**SELECTED TEXT**
□ □ □

          But Cornwell is a dedicated a journalist, who refused to play the roles of either nemesis or patsy.  He accepted the assignment only after being assured he would have access to certain key players.  Then he began his investigation by asking the all-important "Who, What, Where, When and How," questions.  The contradictory answers he received led him to wonder if anyone could ever discover the truth.

          Who found the body?  The official report said the pope's body was found by his private secretary, Bishop John Magee.  But Cornwell quickly discovers Sister Vincenza, an elderly nun who cared for Luciani while he was a cardinal in Venice, was routinely the first person to see the pope each morning when she delivered his coffee around 5 a.m.  When he didn't respond to her knock, she entered the room, finding the pope dead in his bed.

            So the official Vatican statement about the pope's death begins with a lie.  Covering up the white lie, invented on the pretense of protecting the pope's reputation, meant many more lies had to be told.  For instance, the answer to when the body was found had to fit Magee's time schedule, not Vincenza's.  Then, just for fun, Vatican Radio officials laughingly planted a story that the pope was clutching a copy of "The Imitation of Christ," in his hands when he died.  Actually, he was holding a business report. 

          Cornwell said it was these discrepancies combined with the political struggle occurring in the church at the time that fueled the conspiracy theories.  Traditional and liberal cardinals argued over the role of the papacy, birth control, and whether priests should be allowed to marry.  Perhaps, more importantly, they also debated the morality of Marxism versus Capitalism, and decided which governments to support financially through the Vatican Bank.
□ □ □
**MATERIAL PROVIDED**
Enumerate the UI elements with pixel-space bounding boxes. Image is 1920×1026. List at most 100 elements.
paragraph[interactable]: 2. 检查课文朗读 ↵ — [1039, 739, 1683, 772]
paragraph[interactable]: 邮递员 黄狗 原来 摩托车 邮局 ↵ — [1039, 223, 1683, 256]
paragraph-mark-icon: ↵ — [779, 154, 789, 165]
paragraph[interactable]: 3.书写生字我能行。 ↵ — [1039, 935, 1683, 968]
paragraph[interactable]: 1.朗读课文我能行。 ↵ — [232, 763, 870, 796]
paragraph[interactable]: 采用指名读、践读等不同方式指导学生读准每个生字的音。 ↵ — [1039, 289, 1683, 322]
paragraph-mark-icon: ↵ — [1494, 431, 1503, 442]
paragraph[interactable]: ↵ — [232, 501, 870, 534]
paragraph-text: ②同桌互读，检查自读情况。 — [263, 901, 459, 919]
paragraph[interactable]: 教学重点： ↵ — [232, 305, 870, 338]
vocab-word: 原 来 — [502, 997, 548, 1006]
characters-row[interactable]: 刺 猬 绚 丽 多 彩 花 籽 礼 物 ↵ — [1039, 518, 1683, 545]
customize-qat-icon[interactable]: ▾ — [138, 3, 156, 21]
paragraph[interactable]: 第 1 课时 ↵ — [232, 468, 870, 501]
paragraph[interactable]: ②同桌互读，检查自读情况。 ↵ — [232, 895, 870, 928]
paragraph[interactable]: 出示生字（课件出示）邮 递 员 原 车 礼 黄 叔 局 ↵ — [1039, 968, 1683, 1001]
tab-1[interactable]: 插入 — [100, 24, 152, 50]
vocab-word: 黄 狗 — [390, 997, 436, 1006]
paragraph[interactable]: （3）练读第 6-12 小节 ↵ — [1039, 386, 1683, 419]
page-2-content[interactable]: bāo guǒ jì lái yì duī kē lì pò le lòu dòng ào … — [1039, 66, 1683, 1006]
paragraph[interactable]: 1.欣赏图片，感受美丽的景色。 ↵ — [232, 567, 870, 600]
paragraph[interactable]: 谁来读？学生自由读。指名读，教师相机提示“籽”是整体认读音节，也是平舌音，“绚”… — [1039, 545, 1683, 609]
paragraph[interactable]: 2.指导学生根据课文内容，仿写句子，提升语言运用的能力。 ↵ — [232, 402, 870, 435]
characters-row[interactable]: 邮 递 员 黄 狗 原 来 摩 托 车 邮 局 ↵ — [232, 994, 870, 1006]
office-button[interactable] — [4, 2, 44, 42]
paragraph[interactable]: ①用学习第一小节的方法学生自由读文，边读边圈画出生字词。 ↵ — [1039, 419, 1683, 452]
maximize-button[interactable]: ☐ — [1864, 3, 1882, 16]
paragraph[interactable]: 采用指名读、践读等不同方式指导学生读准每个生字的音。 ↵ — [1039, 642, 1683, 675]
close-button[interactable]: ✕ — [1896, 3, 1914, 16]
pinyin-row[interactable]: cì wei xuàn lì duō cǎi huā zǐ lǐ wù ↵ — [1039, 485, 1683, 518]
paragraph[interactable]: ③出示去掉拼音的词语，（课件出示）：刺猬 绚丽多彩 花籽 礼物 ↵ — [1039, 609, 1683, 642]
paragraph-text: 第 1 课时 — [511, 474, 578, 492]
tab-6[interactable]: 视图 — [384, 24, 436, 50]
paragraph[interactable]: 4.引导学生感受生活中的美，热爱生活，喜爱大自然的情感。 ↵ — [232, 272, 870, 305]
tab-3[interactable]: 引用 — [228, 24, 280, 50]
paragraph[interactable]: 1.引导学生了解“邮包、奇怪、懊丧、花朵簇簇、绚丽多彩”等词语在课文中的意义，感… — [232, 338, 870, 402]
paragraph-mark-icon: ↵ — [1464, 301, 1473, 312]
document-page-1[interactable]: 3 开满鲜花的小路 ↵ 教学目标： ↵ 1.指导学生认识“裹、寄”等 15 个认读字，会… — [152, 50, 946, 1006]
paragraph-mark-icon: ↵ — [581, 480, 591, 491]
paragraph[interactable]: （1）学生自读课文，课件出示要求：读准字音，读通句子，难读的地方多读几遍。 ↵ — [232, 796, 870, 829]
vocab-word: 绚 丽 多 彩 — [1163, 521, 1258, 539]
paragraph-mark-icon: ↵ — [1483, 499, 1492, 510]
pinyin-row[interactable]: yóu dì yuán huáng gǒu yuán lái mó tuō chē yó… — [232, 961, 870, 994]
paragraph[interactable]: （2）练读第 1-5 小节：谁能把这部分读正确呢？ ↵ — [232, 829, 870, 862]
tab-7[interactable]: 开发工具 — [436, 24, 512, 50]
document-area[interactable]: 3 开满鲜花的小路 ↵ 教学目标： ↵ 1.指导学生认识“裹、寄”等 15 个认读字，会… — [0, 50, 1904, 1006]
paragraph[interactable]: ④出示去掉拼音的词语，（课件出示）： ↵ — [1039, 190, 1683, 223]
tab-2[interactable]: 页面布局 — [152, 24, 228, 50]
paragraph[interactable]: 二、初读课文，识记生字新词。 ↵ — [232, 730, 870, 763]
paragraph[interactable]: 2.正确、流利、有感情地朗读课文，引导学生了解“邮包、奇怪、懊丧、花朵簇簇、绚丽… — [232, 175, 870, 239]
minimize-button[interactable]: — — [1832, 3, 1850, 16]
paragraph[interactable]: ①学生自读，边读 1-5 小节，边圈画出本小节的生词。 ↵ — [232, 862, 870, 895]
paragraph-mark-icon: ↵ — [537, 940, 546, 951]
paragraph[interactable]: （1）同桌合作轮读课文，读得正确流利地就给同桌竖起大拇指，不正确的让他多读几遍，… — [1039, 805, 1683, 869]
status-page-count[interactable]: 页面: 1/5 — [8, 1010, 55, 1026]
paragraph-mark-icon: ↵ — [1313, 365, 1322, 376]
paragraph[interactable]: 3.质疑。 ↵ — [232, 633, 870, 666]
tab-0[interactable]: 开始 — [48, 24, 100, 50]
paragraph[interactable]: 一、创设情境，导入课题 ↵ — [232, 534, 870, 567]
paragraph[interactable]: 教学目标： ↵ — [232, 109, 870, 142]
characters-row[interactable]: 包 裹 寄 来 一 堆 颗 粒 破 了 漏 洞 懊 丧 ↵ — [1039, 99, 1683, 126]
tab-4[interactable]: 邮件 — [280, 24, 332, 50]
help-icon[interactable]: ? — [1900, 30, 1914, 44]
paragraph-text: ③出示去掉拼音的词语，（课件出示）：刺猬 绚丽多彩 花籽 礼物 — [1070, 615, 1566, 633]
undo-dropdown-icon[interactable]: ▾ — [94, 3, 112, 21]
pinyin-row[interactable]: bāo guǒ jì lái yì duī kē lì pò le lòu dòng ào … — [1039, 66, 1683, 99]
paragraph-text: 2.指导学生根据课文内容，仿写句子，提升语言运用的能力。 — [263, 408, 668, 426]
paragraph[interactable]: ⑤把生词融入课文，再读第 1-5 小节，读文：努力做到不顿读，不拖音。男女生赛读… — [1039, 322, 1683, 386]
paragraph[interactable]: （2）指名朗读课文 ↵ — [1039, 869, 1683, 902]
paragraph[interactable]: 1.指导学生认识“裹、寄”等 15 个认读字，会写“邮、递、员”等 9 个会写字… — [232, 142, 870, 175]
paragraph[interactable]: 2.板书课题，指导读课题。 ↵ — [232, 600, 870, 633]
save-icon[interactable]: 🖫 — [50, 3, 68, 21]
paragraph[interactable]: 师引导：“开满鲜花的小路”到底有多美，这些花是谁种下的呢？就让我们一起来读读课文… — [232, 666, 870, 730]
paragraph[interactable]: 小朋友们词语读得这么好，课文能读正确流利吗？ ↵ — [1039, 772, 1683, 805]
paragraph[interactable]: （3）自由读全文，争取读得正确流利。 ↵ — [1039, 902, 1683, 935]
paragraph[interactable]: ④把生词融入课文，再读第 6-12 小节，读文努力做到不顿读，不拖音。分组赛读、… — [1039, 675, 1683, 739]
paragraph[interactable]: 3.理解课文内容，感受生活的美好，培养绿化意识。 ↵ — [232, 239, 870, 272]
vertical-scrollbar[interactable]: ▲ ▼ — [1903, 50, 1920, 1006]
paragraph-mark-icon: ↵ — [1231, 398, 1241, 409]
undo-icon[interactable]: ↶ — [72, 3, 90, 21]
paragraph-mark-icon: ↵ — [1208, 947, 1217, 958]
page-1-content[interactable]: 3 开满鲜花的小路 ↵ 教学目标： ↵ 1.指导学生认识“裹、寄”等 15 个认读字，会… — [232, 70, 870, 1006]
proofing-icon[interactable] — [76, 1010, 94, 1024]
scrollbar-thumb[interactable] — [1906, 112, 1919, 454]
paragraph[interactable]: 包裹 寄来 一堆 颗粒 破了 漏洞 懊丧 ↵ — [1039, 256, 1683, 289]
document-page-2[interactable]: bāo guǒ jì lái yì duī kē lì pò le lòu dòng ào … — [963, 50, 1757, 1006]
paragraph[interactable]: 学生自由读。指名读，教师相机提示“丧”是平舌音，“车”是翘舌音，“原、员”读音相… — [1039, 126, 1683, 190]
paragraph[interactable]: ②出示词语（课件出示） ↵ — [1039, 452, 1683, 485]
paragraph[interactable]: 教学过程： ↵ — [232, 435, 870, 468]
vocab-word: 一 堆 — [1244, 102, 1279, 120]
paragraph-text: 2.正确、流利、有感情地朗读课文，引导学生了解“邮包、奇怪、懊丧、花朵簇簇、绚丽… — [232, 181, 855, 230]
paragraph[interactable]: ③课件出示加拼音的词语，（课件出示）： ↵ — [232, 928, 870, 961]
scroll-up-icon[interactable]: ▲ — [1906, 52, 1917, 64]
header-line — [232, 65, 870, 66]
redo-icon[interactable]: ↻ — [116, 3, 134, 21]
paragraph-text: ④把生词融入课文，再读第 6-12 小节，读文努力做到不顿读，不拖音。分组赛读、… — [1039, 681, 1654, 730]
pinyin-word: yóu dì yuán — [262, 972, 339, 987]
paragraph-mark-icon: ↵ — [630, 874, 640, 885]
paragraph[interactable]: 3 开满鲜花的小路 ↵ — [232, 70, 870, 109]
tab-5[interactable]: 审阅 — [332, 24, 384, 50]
□ □ □
Could you update the part of the passage on the pope's death that opens with the words "Cornwell said it" and closes with "the Vatican Bank.", putting "papal treasury" in place of "Vatican Bank"?

Cornwell said it was these discrepancies combined with the political struggle occurring in the church at the time that fueled the conspiracy theories.  Traditional and liberal cardinals argued over the role of the papacy, birth control, and whether priests should be allowed to marry.  Perhaps, more importantly, they also debated the morality of Marxism versus Capitalism, and decided which governments to support financially through the papal treasury.